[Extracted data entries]
»»

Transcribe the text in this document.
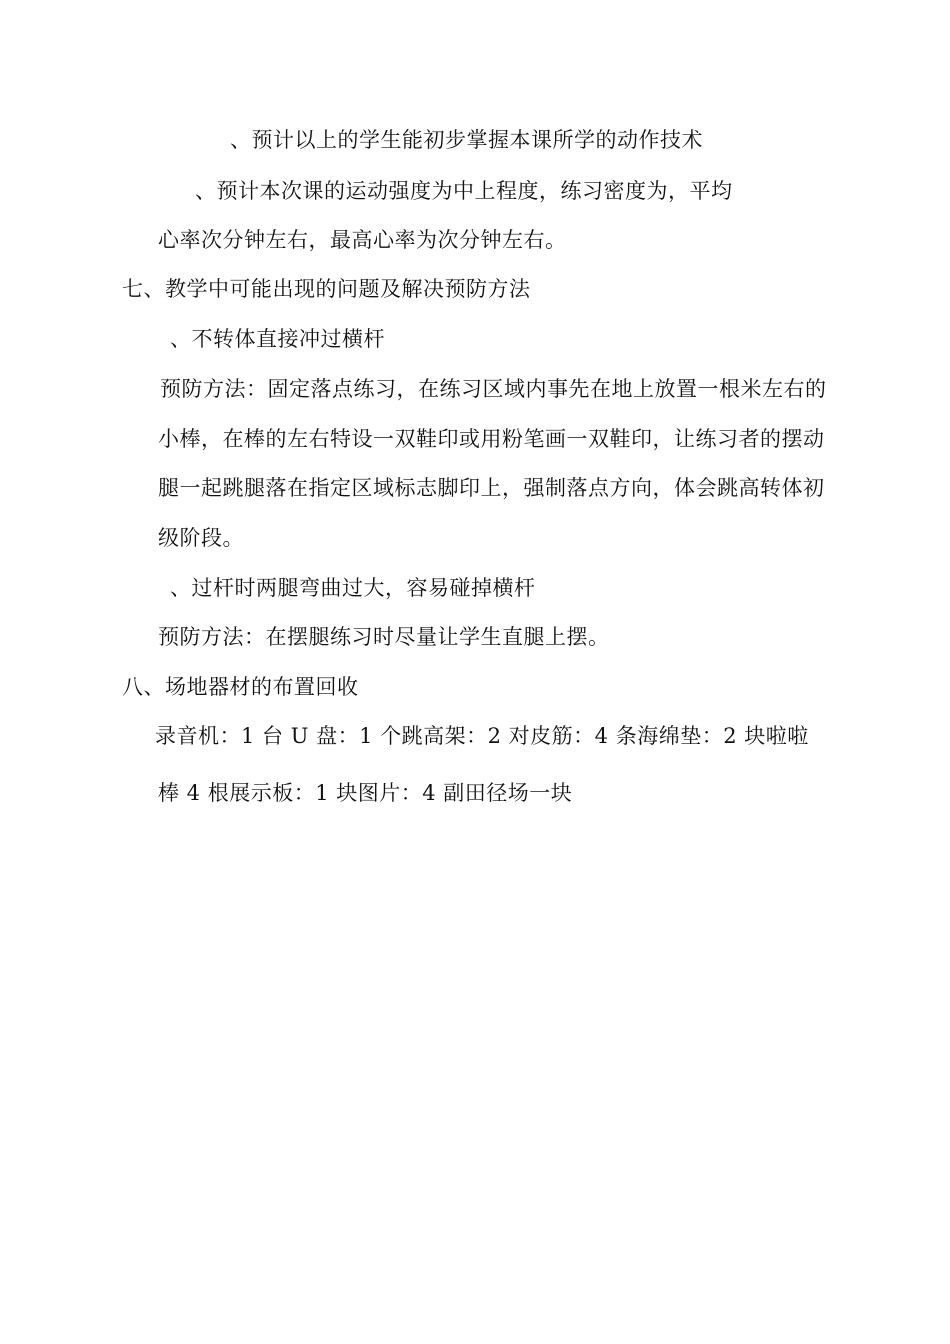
、预计以上的学生能初步掌握本课所学的动作技术
、预计本次课的运动强度为中上程度，练习密度为，平均
心率次分钟左右，最高心率为次分钟左右。
七、教学中可能出现的问题及解决预防方法
、不转体直接冲过横杆
预防方法：固定落点练习，在练习区域内事先在地上放置一根米左右的
小棒，在棒的左右特设一双鞋印或用粉笔画一双鞋印，让练习者的摆动
腿一起跳腿落在指定区域标志脚印上，强制落点方向，体会跳高转体初
级阶段。
、过杆时两腿弯曲过大，容易碰掉横杆
预防方法：在摆腿练习时尽量让学生直腿上摆。
八、场地器材的布置回收
录音机：1 台 U 盘：1 个跳高架：2 对皮筋：4 条海绵垫：2 块啦啦
棒 4 根展示板：1 块图片：4 副田径场一块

««

## WORK TO BE COMPLETED
The records above must be echoed exactly, minus their pictures.

## OUTPUT BELOW
Transcribe the text in this document.
、预计以上的学生能初步掌握本课所学的动作技术
、预计本次课的运动强度为中上程度，练习密度为，平均
心率次分钟左右，最高心率为次分钟左右。
七、教学中可能出现的问题及解决预防方法
、不转体直接冲过横杆
预防方法：固定落点练习，在练习区域内事先在地上放置一根米左右的
小棒，在棒的左右特设一双鞋印或用粉笔画一双鞋印，让练习者的摆动
腿一起跳腿落在指定区域标志脚印上，强制落点方向，体会跳高转体初
级阶段。
、过杆时两腿弯曲过大，容易碰掉横杆
预防方法：在摆腿练习时尽量让学生直腿上摆。
八、场地器材的布置回收
录音机：1 台 U 盘：1 个跳高架：2 对皮筋：4 条海绵垫：2 块啦啦
棒 4 根展示板：1 块图片：4 副田径场一块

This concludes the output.